(TASK STATEMENT)
From the entries below, count every line that contains the word "title". Please give the number and nothing else.

(Some records)
────

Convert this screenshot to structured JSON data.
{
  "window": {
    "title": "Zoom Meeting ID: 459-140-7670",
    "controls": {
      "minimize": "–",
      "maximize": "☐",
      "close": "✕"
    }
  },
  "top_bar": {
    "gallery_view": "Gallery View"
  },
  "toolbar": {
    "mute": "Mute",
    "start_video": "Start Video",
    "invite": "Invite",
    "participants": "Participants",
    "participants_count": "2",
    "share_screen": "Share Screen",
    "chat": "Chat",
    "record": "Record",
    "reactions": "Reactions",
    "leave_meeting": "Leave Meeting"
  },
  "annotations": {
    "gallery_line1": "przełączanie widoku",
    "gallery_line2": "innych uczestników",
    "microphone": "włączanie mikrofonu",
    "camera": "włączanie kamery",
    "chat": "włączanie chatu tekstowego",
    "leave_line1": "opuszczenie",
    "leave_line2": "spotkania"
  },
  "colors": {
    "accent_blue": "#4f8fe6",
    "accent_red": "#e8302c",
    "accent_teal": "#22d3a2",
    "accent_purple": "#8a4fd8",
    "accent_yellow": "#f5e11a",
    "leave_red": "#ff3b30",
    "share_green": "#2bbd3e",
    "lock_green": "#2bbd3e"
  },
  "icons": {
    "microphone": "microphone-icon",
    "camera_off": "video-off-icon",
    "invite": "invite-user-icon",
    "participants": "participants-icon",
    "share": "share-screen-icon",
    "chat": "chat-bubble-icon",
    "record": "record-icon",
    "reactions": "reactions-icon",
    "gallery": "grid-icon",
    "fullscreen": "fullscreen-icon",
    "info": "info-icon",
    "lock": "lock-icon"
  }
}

────

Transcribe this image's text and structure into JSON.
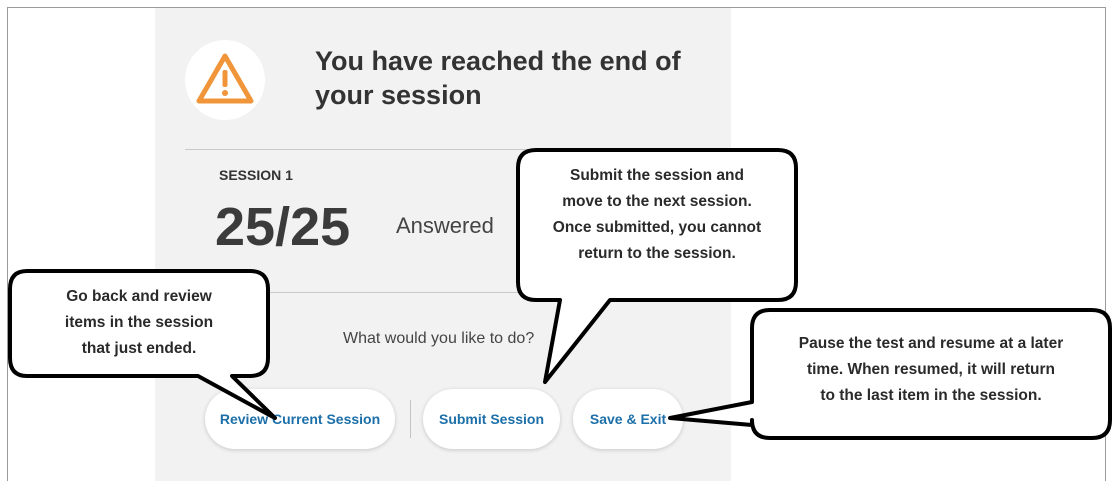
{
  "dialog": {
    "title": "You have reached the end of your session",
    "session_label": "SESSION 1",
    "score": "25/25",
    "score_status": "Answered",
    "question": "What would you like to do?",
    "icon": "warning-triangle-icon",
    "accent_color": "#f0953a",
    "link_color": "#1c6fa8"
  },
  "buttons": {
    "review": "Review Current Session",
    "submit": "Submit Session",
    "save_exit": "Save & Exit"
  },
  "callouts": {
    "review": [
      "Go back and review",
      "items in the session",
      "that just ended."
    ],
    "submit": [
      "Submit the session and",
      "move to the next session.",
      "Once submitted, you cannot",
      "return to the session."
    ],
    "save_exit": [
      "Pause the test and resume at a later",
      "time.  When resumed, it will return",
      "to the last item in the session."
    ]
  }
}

────

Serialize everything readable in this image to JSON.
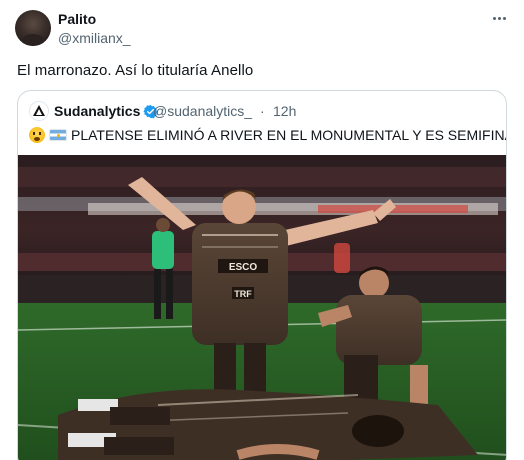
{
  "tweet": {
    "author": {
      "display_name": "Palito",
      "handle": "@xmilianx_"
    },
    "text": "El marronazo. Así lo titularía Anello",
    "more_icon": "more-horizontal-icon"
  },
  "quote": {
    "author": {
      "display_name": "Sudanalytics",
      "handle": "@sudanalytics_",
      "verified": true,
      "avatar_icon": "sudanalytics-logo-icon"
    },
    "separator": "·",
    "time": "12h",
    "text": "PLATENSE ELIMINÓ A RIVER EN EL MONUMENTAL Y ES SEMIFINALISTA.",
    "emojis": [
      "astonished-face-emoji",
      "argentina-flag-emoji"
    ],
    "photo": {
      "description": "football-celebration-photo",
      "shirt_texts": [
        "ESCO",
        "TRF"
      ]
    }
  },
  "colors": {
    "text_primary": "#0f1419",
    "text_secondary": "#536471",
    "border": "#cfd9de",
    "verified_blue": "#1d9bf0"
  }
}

────

(CORRECT RESPONSE)
2